▸ Problem statement
Each line that holds the word "meta" counts once. Give the total number of such lines and nothing else.

▸ Data listing
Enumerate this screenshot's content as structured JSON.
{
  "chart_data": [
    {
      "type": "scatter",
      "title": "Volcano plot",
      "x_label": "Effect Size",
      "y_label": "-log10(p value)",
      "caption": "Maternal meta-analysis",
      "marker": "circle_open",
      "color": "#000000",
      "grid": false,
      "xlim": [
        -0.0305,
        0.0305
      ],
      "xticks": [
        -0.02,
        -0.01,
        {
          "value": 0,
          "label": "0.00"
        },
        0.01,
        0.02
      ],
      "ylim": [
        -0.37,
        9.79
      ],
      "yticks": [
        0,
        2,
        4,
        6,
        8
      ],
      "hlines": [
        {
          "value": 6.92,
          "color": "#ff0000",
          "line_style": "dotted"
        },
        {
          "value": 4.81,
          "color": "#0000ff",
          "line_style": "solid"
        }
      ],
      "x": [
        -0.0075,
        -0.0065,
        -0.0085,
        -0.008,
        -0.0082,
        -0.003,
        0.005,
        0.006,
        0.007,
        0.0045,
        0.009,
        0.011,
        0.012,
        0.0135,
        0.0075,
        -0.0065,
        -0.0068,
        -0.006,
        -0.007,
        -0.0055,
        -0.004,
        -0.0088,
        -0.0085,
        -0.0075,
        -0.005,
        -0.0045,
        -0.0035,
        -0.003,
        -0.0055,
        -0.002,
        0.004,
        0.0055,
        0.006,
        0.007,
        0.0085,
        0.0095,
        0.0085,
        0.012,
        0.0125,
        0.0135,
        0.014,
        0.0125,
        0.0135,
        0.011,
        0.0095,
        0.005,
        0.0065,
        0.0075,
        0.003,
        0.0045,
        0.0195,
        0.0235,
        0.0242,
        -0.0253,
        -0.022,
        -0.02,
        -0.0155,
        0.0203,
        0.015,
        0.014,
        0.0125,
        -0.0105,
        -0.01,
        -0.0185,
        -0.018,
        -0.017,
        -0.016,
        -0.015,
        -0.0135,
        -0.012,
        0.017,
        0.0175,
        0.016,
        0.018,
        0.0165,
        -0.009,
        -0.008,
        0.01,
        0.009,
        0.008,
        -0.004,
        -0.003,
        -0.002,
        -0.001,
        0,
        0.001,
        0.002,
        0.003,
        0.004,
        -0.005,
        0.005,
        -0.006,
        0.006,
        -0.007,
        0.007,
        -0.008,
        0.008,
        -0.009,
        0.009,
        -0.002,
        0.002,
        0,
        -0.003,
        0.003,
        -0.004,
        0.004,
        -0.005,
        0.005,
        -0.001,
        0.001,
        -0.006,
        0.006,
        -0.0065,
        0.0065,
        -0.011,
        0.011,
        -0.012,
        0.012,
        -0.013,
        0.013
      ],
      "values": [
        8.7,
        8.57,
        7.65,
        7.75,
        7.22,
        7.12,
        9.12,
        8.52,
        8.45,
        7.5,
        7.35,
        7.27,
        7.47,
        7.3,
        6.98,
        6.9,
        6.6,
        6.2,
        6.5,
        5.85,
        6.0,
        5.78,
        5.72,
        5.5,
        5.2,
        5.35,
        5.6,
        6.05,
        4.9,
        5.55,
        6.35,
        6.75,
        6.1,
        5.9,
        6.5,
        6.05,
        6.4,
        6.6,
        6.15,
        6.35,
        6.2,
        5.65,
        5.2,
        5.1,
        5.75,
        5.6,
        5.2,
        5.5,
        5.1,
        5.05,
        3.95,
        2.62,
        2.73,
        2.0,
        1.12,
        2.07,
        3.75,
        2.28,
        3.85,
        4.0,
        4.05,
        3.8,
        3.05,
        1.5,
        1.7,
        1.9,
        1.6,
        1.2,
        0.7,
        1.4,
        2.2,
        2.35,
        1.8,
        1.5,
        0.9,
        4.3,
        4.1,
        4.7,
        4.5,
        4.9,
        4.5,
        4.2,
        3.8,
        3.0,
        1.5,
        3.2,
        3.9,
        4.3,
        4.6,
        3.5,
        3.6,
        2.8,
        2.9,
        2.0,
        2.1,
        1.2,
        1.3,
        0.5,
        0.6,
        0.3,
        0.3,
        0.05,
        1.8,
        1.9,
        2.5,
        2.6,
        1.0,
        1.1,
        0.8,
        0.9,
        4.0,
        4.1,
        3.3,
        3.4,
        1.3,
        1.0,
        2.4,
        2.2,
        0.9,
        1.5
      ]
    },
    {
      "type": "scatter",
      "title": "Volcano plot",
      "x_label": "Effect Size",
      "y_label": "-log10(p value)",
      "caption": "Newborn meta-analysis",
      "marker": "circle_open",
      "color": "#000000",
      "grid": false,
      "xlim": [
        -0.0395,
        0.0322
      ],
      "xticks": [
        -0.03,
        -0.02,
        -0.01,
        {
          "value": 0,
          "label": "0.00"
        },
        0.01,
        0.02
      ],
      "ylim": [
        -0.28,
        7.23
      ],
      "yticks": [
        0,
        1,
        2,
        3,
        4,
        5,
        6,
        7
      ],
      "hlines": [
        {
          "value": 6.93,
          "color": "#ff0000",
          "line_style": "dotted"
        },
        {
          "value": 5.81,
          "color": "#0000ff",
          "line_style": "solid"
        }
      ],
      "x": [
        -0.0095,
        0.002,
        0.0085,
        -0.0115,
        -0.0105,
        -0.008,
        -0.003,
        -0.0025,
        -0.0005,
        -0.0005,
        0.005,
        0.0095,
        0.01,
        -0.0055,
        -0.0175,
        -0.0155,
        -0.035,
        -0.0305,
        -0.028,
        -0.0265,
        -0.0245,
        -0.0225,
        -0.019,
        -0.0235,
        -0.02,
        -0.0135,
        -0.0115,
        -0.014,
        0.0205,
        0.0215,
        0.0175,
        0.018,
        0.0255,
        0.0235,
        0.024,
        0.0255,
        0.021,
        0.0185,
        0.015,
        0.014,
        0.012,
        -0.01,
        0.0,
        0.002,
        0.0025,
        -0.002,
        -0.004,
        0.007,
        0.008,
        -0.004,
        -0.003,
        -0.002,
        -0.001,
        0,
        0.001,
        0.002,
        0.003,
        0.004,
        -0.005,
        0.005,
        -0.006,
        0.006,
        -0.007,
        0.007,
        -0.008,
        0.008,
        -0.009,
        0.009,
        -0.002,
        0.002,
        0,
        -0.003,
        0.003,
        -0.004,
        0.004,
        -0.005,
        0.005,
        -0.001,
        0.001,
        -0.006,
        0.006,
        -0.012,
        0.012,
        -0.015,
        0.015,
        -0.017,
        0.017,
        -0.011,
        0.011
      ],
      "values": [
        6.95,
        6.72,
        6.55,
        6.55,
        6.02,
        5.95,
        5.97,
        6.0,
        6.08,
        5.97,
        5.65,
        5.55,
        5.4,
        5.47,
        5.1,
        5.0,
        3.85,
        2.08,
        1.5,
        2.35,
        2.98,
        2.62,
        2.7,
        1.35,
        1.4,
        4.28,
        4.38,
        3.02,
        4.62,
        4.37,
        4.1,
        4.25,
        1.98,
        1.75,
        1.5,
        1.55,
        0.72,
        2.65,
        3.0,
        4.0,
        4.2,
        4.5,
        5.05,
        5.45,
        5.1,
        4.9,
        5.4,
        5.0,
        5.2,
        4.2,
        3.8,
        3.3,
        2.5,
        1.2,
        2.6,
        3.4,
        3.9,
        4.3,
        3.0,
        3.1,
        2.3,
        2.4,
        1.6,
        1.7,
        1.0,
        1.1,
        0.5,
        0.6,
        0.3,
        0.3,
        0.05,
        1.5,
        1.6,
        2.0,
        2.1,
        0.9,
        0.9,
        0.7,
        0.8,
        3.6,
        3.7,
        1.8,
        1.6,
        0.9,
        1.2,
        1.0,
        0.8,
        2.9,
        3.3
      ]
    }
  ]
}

▸ Solution below
2